»»

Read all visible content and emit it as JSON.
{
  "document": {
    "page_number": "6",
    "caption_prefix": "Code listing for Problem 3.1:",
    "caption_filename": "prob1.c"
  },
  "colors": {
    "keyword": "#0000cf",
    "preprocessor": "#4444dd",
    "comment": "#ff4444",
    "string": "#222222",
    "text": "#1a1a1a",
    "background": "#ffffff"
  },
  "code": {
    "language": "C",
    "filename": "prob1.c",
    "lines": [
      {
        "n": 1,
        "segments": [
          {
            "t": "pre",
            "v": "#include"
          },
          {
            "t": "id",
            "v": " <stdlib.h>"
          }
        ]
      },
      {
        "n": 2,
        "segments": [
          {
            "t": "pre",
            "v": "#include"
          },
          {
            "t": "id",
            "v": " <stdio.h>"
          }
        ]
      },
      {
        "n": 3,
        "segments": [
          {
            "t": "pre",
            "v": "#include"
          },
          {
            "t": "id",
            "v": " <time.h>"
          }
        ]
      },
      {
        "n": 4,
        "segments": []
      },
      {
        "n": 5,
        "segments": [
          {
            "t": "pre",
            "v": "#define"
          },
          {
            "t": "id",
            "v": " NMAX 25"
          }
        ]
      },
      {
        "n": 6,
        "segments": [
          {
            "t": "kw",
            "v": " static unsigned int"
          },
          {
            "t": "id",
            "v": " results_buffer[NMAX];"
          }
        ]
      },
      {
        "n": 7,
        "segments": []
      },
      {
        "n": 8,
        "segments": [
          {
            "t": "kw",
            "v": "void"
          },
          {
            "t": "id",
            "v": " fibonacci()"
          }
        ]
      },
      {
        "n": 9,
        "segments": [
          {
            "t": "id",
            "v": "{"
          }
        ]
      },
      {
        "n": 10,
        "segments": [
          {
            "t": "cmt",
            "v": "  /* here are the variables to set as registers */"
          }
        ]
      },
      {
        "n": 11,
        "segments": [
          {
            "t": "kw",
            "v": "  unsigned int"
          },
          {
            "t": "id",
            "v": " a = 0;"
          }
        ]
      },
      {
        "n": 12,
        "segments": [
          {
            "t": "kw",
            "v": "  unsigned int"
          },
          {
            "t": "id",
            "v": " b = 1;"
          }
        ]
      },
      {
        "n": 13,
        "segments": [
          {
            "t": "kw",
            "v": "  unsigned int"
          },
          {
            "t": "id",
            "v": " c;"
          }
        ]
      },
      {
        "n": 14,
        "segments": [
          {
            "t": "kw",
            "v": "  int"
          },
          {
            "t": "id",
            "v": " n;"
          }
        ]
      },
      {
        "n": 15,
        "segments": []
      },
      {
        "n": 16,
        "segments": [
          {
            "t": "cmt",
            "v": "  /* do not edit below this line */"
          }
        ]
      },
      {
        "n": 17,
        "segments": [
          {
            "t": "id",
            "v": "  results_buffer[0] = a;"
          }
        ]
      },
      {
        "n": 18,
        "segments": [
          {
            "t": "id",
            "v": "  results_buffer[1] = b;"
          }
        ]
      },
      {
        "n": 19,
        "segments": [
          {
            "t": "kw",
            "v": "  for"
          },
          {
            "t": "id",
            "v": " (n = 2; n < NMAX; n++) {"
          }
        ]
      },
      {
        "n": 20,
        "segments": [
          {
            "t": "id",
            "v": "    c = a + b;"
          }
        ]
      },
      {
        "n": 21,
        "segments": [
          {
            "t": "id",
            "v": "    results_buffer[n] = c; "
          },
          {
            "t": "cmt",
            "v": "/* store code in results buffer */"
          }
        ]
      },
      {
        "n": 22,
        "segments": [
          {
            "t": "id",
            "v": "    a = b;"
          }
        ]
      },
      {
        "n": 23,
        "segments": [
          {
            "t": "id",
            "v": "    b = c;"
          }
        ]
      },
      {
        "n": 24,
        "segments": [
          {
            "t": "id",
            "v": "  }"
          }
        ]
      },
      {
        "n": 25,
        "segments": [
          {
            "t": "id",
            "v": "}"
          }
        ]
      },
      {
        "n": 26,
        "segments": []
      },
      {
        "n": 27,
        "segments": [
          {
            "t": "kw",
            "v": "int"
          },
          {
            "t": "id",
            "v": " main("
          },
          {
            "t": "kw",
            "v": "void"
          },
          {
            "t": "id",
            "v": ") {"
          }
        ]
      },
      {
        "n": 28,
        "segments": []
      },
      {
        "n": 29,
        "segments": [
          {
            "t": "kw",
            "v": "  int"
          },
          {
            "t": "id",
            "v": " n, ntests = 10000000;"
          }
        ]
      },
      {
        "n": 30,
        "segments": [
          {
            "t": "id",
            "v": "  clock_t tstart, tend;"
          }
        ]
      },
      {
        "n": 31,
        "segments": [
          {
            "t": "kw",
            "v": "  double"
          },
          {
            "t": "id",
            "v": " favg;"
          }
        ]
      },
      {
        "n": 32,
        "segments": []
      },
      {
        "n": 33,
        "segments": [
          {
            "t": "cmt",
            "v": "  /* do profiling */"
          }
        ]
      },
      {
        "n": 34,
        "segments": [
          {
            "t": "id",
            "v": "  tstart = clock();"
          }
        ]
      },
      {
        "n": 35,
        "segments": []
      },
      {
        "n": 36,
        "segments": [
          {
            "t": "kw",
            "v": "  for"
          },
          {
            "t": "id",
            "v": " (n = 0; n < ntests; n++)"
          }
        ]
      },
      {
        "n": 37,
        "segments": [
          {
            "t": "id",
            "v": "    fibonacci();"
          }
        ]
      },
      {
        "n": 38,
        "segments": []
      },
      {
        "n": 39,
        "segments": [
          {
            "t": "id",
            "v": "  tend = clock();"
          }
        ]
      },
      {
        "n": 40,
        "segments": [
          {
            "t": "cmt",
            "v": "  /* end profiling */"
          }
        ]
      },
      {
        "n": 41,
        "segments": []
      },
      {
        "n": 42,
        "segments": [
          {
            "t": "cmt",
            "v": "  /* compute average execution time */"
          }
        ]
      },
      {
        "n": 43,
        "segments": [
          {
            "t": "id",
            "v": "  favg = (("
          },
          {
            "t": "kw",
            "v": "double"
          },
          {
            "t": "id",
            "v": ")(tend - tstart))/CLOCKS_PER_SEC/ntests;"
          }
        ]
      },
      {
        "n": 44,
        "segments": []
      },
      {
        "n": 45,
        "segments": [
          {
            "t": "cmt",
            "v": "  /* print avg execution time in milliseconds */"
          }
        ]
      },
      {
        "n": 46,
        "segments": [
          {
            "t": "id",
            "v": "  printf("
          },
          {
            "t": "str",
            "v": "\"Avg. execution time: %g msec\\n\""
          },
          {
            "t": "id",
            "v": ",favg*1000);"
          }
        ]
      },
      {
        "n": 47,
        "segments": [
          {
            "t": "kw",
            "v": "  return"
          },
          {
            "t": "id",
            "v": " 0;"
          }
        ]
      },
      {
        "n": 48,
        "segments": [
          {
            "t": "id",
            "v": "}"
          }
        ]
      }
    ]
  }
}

««

Go through the records above and retype each one exactly.

• **Response to this exercise**:
Read all visible content and emit it as JSON.
{
  "document": {
    "page_number": "6",
    "caption_prefix": "Code listing for Problem 3.1:",
    "caption_filename": "prob1.c"
  },
  "colors": {
    "keyword": "#0000cf",
    "preprocessor": "#4444dd",
    "comment": "#ff4444",
    "string": "#222222",
    "text": "#1a1a1a",
    "background": "#ffffff"
  },
  "code": {
    "language": "C",
    "filename": "prob1.c",
    "lines": [
      {
        "n": 1,
        "segments": [
          {
            "t": "pre",
            "v": "#include"
          },
          {
            "t": "id",
            "v": " <stdlib.h>"
          }
        ]
      },
      {
        "n": 2,
        "segments": [
          {
            "t": "pre",
            "v": "#include"
          },
          {
            "t": "id",
            "v": " <stdio.h>"
          }
        ]
      },
      {
        "n": 3,
        "segments": [
          {
            "t": "pre",
            "v": "#include"
          },
          {
            "t": "id",
            "v": " <time.h>"
          }
        ]
      },
      {
        "n": 4,
        "segments": []
      },
      {
        "n": 5,
        "segments": [
          {
            "t": "pre",
            "v": "#define"
          },
          {
            "t": "id",
            "v": " NMAX 25"
          }
        ]
      },
      {
        "n": 6,
        "segments": [
          {
            "t": "kw",
            "v": " static unsigned int"
          },
          {
            "t": "id",
            "v": " results_buffer[NMAX];"
          }
        ]
      },
      {
        "n": 7,
        "segments": []
      },
      {
        "n": 8,
        "segments": [
          {
            "t": "kw",
            "v": "void"
          },
          {
            "t": "id",
            "v": " fibonacci()"
          }
        ]
      },
      {
        "n": 9,
        "segments": [
          {
            "t": "id",
            "v": "{"
          }
        ]
      },
      {
        "n": 10,
        "segments": [
          {
            "t": "cmt",
            "v": "  /* here are the variables to set as registers */"
          }
        ]
      },
      {
        "n": 11,
        "segments": [
          {
            "t": "kw",
            "v": "  unsigned int"
          },
          {
            "t": "id",
            "v": " a = 0;"
          }
        ]
      },
      {
        "n": 12,
        "segments": [
          {
            "t": "kw",
            "v": "  unsigned int"
          },
          {
            "t": "id",
            "v": " b = 1;"
          }
        ]
      },
      {
        "n": 13,
        "segments": [
          {
            "t": "kw",
            "v": "  unsigned int"
          },
          {
            "t": "id",
            "v": " c;"
          }
        ]
      },
      {
        "n": 14,
        "segments": [
          {
            "t": "kw",
            "v": "  int"
          },
          {
            "t": "id",
            "v": " n;"
          }
        ]
      },
      {
        "n": 15,
        "segments": []
      },
      {
        "n": 16,
        "segments": [
          {
            "t": "cmt",
            "v": "  /* do not edit below this line */"
          }
        ]
      },
      {
        "n": 17,
        "segments": [
          {
            "t": "id",
            "v": "  results_buffer[0] = a;"
          }
        ]
      },
      {
        "n": 18,
        "segments": [
          {
            "t": "id",
            "v": "  results_buffer[1] = b;"
          }
        ]
      },
      {
        "n": 19,
        "segments": [
          {
            "t": "kw",
            "v": "  for"
          },
          {
            "t": "id",
            "v": " (n = 2; n < NMAX; n++) {"
          }
        ]
      },
      {
        "n": 20,
        "segments": [
          {
            "t": "id",
            "v": "    c = a + b;"
          }
        ]
      },
      {
        "n": 21,
        "segments": [
          {
            "t": "id",
            "v": "    results_buffer[n] = c; "
          },
          {
            "t": "cmt",
            "v": "/* store code in results buffer */"
          }
        ]
      },
      {
        "n": 22,
        "segments": [
          {
            "t": "id",
            "v": "    a = b;"
          }
        ]
      },
      {
        "n": 23,
        "segments": [
          {
            "t": "id",
            "v": "    b = c;"
          }
        ]
      },
      {
        "n": 24,
        "segments": [
          {
            "t": "id",
            "v": "  }"
          }
        ]
      },
      {
        "n": 25,
        "segments": [
          {
            "t": "id",
            "v": "}"
          }
        ]
      },
      {
        "n": 26,
        "segments": []
      },
      {
        "n": 27,
        "segments": [
          {
            "t": "kw",
            "v": "int"
          },
          {
            "t": "id",
            "v": " main("
          },
          {
            "t": "kw",
            "v": "void"
          },
          {
            "t": "id",
            "v": ") {"
          }
        ]
      },
      {
        "n": 28,
        "segments": []
      },
      {
        "n": 29,
        "segments": [
          {
            "t": "kw",
            "v": "  int"
          },
          {
            "t": "id",
            "v": " n, ntests = 10000000;"
          }
        ]
      },
      {
        "n": 30,
        "segments": [
          {
            "t": "id",
            "v": "  clock_t tstart, tend;"
          }
        ]
      },
      {
        "n": 31,
        "segments": [
          {
            "t": "kw",
            "v": "  double"
          },
          {
            "t": "id",
            "v": " favg;"
          }
        ]
      },
      {
        "n": 32,
        "segments": []
      },
      {
        "n": 33,
        "segments": [
          {
            "t": "cmt",
            "v": "  /* do profiling */"
          }
        ]
      },
      {
        "n": 34,
        "segments": [
          {
            "t": "id",
            "v": "  tstart = clock();"
          }
        ]
      },
      {
        "n": 35,
        "segments": []
      },
      {
        "n": 36,
        "segments": [
          {
            "t": "kw",
            "v": "  for"
          },
          {
            "t": "id",
            "v": " (n = 0; n < ntests; n++)"
          }
        ]
      },
      {
        "n": 37,
        "segments": [
          {
            "t": "id",
            "v": "    fibonacci();"
          }
        ]
      },
      {
        "n": 38,
        "segments": []
      },
      {
        "n": 39,
        "segments": [
          {
            "t": "id",
            "v": "  tend = clock();"
          }
        ]
      },
      {
        "n": 40,
        "segments": [
          {
            "t": "cmt",
            "v": "  /* end profiling */"
          }
        ]
      },
      {
        "n": 41,
        "segments": []
      },
      {
        "n": 42,
        "segments": [
          {
            "t": "cmt",
            "v": "  /* compute average execution time */"
          }
        ]
      },
      {
        "n": 43,
        "segments": [
          {
            "t": "id",
            "v": "  favg = (("
          },
          {
            "t": "kw",
            "v": "double"
          },
          {
            "t": "id",
            "v": ")(tend - tstart))/CLOCKS_PER_SEC/ntests;"
          }
        ]
      },
      {
        "n": 44,
        "segments": []
      },
      {
        "n": 45,
        "segments": [
          {
            "t": "cmt",
            "v": "  /* print avg execution time in milliseconds */"
          }
        ]
      },
      {
        "n": 46,
        "segments": [
          {
            "t": "id",
            "v": "  printf("
          },
          {
            "t": "str",
            "v": "\"Avg. execution time: %g msec\\n\""
          },
          {
            "t": "id",
            "v": ",favg*1000);"
          }
        ]
      },
      {
        "n": 47,
        "segments": [
          {
            "t": "kw",
            "v": "  return"
          },
          {
            "t": "id",
            "v": " 0;"
          }
        ]
      },
      {
        "n": 48,
        "segments": [
          {
            "t": "id",
            "v": "}"
          }
        ]
      }
    ]
  }
}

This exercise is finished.